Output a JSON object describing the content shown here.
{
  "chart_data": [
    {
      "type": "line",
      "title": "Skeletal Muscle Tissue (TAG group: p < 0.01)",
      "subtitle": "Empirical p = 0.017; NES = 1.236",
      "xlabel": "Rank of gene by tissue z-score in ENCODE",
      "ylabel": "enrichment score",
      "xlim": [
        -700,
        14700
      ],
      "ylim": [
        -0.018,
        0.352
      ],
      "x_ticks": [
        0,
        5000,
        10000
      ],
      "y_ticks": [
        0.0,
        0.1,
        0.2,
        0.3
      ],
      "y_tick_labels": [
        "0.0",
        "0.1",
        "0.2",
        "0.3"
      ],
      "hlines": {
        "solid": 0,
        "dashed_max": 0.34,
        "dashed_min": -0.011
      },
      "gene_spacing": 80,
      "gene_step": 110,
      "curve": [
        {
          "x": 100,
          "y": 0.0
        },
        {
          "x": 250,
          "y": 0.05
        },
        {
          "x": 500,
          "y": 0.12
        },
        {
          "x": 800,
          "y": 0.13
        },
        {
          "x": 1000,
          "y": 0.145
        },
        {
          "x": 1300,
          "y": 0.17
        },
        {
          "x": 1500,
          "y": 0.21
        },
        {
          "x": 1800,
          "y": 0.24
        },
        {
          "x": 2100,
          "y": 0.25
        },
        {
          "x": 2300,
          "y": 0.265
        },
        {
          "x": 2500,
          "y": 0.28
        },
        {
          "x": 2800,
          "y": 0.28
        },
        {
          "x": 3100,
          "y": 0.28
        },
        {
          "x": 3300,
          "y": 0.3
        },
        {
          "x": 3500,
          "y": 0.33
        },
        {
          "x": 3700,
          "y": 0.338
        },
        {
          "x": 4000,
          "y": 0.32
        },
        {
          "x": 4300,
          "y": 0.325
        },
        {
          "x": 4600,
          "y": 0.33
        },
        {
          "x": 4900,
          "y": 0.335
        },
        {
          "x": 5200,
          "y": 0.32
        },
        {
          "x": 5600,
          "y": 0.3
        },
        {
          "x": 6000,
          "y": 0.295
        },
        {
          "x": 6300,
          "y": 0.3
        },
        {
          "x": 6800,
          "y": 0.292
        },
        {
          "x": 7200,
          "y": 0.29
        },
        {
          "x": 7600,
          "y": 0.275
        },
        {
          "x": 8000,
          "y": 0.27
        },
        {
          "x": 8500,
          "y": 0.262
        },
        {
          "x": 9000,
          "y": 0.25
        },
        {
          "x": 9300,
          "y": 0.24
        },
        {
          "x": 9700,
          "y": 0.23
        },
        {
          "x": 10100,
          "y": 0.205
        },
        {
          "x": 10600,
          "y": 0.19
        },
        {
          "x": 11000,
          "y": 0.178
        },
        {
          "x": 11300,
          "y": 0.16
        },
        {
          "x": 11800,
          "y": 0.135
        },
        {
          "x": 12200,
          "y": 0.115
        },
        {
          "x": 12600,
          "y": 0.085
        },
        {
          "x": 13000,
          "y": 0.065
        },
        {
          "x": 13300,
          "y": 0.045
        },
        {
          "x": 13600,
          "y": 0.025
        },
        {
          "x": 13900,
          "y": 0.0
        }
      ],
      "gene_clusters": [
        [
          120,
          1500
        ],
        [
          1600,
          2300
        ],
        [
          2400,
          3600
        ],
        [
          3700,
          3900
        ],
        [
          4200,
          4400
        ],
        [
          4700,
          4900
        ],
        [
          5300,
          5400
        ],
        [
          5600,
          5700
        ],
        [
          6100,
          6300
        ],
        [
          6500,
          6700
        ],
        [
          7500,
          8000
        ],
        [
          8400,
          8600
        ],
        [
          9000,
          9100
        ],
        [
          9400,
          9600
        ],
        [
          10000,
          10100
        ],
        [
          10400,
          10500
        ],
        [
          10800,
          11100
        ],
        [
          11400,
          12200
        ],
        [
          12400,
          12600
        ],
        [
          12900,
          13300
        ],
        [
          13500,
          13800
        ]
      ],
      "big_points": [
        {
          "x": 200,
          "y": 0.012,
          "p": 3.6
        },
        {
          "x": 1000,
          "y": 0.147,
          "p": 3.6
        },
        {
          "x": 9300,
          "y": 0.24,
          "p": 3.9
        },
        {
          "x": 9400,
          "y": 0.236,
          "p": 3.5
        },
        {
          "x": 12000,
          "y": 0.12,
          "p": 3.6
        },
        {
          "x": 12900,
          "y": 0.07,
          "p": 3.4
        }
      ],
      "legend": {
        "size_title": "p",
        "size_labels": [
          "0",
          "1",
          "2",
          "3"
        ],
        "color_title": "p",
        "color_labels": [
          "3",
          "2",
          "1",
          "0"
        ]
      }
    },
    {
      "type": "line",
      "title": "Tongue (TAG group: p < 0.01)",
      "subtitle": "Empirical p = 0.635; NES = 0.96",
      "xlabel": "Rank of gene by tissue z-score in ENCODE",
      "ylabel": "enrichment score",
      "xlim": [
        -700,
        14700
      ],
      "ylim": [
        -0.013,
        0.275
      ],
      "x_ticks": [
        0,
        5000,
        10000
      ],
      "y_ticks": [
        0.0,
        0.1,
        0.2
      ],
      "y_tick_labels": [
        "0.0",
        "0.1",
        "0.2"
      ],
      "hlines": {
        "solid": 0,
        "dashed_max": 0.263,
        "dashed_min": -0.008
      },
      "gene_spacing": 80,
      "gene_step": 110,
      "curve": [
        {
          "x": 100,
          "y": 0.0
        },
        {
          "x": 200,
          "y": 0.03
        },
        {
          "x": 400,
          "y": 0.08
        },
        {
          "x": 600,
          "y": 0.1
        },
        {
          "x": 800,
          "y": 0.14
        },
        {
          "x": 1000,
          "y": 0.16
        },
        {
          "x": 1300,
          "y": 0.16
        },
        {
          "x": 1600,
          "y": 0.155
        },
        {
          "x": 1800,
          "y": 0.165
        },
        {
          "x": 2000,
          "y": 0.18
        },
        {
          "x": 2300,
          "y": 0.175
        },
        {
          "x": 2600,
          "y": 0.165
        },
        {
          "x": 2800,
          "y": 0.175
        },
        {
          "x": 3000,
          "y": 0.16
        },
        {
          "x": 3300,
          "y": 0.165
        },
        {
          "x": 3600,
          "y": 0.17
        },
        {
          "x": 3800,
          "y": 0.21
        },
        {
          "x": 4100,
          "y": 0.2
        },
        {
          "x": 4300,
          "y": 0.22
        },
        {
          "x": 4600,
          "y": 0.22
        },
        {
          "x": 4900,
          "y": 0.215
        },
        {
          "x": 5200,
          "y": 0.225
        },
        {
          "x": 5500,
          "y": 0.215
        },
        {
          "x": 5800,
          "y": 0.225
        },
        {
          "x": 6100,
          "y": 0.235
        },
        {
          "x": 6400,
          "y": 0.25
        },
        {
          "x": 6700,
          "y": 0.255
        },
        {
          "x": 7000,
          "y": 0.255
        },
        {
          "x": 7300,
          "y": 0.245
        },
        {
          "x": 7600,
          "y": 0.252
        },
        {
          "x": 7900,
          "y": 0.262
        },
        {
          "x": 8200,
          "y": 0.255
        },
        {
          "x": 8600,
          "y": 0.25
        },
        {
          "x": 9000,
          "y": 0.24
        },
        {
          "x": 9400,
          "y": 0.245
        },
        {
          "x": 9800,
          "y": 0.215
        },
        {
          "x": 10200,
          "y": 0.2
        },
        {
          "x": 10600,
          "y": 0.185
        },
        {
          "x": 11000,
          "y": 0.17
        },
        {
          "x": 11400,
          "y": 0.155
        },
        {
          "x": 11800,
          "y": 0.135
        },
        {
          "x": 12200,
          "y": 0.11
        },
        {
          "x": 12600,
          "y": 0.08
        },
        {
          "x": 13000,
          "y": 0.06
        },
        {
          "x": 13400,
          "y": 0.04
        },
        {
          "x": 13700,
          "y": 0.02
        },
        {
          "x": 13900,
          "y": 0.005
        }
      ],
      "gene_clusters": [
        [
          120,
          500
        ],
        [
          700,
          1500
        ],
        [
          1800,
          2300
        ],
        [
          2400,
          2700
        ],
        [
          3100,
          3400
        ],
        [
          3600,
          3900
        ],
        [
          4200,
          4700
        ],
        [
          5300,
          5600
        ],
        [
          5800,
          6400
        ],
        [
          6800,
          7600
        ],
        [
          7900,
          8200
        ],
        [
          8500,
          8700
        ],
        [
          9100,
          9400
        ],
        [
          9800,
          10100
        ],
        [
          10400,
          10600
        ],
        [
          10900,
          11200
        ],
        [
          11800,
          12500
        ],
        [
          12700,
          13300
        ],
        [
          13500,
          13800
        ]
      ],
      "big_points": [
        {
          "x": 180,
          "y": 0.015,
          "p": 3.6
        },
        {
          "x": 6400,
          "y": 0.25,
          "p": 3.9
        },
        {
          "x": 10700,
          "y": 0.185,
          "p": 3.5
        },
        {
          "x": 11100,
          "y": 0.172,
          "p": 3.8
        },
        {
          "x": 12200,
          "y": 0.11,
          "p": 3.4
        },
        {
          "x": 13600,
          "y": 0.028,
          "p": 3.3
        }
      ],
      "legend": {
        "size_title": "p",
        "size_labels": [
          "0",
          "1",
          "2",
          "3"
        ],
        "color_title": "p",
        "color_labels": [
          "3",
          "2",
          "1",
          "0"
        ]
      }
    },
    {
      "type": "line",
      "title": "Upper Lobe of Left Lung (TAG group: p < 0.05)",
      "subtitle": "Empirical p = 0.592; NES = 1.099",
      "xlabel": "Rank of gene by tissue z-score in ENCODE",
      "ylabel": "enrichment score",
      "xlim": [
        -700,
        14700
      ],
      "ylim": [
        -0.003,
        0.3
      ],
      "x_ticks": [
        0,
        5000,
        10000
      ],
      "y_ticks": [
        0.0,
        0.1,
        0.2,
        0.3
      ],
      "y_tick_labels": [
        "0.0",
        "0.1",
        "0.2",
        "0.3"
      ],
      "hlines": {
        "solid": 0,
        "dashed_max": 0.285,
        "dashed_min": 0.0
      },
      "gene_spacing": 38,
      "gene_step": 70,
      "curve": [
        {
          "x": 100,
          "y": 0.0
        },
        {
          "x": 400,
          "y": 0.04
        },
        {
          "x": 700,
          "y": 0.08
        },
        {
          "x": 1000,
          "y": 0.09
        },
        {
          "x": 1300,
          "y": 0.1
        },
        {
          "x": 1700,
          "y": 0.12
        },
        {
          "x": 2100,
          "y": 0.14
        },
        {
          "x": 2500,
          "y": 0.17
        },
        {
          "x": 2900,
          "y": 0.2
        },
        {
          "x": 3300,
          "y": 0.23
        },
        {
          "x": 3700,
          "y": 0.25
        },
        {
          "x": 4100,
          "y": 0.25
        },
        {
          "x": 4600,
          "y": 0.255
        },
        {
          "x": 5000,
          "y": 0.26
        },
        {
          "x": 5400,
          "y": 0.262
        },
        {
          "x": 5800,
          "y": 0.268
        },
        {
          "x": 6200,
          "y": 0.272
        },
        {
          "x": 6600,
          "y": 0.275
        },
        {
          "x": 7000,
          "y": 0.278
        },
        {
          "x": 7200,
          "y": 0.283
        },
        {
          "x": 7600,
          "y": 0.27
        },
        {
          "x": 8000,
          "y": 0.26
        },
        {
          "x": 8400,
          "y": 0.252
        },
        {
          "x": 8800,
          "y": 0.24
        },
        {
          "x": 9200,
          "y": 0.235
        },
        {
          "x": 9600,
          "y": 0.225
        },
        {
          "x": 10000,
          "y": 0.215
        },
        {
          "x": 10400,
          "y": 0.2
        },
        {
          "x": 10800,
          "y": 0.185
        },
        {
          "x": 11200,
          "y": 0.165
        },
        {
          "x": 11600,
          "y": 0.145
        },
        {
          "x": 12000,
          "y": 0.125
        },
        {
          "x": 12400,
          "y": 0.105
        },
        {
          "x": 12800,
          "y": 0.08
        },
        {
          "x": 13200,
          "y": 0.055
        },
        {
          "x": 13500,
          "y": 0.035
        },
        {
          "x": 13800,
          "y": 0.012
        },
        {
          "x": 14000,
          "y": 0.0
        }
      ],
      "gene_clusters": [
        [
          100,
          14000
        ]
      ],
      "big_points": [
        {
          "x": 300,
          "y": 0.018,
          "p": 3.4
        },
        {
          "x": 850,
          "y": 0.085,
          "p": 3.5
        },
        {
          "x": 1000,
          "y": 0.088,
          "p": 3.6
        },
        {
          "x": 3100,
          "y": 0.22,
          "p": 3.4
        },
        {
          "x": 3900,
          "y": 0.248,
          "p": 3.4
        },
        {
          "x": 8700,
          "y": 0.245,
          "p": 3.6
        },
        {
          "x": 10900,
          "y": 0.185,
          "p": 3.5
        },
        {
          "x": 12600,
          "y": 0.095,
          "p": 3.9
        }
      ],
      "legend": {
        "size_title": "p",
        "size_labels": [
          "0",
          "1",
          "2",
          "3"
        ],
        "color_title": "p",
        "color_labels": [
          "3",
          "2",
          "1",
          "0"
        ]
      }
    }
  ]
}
###
__What the task requires__
Whenever "group" occurs in a line above, copy that line.

__Response__
      "title": "Skeletal Muscle Tissue (TAG group: p < 0.01)",
      "title": "Tongue (TAG group: p < 0.01)",
      "title": "Upper Lobe of Left Lung (TAG group: p < 0.05)",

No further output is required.